• **Work instructions**: Locate the word "down" in the entries below, then gather every line that holds it.

(Data items)
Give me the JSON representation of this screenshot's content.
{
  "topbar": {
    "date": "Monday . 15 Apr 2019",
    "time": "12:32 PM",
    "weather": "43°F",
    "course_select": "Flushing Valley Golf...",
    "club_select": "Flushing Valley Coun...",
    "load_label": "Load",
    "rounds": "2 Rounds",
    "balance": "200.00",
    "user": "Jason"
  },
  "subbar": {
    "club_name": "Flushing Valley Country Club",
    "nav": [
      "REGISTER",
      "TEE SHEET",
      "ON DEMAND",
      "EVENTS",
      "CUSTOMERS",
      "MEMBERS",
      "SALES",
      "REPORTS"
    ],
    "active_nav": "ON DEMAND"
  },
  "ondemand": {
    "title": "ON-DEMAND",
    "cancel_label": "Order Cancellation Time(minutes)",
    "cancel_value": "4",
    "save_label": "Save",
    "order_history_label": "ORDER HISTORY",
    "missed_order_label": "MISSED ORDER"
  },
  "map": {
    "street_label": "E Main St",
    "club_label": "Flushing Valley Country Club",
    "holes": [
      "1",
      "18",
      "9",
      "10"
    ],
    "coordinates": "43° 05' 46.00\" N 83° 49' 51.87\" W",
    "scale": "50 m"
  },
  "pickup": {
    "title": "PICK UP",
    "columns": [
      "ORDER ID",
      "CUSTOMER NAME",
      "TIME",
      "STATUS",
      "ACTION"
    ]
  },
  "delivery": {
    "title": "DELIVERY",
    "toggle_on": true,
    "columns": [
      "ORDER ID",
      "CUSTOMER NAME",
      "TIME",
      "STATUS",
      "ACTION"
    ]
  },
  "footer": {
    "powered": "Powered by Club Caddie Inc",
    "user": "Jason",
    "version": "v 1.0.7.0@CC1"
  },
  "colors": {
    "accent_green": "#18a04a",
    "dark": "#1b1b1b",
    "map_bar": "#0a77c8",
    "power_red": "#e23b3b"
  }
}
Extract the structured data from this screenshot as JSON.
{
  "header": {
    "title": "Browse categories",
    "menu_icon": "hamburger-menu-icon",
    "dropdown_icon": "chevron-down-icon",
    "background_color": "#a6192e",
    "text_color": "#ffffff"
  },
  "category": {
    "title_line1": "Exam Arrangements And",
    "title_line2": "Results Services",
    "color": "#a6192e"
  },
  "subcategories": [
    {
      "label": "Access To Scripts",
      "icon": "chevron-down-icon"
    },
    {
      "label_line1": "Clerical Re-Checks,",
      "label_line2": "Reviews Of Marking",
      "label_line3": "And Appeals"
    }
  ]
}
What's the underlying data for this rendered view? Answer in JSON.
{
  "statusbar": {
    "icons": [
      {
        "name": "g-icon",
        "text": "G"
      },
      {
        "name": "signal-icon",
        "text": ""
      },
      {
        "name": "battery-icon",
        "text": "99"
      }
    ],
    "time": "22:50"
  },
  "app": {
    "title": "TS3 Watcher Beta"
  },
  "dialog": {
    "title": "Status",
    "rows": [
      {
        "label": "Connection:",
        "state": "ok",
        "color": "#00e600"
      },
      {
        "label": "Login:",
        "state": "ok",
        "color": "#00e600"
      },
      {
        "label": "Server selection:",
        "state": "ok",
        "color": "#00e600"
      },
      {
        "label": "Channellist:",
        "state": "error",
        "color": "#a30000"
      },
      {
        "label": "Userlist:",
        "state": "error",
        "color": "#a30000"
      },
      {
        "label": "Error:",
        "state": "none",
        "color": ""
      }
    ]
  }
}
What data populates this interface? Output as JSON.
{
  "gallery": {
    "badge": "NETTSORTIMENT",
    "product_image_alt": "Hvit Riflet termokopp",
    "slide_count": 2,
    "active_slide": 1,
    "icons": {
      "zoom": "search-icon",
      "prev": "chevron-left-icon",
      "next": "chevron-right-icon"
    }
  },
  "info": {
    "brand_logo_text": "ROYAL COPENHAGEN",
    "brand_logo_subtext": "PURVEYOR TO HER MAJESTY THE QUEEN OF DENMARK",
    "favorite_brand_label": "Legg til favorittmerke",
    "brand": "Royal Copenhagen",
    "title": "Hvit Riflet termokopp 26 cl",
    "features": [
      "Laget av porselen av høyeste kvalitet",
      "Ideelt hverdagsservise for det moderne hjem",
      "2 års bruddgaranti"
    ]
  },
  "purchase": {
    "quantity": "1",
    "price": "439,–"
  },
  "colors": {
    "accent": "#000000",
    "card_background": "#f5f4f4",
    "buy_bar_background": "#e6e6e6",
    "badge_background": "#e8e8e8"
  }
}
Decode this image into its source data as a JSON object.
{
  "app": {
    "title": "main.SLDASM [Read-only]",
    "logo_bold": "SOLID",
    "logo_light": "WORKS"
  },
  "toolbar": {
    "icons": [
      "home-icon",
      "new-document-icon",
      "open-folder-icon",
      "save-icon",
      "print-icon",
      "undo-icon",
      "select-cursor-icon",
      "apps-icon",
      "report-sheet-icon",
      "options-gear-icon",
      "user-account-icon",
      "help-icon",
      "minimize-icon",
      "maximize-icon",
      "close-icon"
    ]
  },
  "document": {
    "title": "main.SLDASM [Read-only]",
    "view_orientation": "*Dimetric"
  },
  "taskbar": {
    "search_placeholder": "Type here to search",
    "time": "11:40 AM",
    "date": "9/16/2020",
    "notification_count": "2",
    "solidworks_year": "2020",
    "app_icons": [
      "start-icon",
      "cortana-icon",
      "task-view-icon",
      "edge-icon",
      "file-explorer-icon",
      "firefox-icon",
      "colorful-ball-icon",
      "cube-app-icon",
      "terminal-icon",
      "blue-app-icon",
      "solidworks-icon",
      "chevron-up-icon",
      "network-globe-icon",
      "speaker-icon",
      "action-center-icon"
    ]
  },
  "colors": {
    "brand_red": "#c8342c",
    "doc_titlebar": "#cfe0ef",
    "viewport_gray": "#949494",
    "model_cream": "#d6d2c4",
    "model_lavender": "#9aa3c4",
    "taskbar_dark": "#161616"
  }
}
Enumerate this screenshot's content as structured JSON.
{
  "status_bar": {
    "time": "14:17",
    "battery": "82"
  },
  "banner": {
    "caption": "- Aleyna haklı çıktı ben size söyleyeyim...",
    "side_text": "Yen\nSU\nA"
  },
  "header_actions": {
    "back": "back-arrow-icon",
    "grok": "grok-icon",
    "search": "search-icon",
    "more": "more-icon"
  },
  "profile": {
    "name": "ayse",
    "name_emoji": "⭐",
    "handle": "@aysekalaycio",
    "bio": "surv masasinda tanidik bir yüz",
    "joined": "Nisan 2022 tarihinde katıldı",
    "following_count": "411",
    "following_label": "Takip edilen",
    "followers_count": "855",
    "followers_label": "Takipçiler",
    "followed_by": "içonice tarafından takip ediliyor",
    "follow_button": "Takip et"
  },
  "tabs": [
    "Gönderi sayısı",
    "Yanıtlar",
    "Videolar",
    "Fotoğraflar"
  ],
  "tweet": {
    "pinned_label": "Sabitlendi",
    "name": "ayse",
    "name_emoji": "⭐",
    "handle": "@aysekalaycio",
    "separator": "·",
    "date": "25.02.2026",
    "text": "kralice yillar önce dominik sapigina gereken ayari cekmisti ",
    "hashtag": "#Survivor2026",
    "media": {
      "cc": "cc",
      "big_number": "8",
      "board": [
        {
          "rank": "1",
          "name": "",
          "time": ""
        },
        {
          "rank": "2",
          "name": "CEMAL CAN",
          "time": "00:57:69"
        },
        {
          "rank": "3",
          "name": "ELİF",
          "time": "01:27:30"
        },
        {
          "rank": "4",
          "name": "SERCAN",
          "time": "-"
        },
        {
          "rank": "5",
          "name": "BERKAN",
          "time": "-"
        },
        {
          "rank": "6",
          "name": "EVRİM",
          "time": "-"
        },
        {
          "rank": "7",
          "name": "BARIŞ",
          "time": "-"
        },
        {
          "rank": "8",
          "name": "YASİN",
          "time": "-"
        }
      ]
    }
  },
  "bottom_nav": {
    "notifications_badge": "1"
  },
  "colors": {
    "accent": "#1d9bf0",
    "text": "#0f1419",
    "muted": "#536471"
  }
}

• **Output for this task**:
    "dropdown_icon": "chevron-down-icon",
      "icon": "chevron-down-icon"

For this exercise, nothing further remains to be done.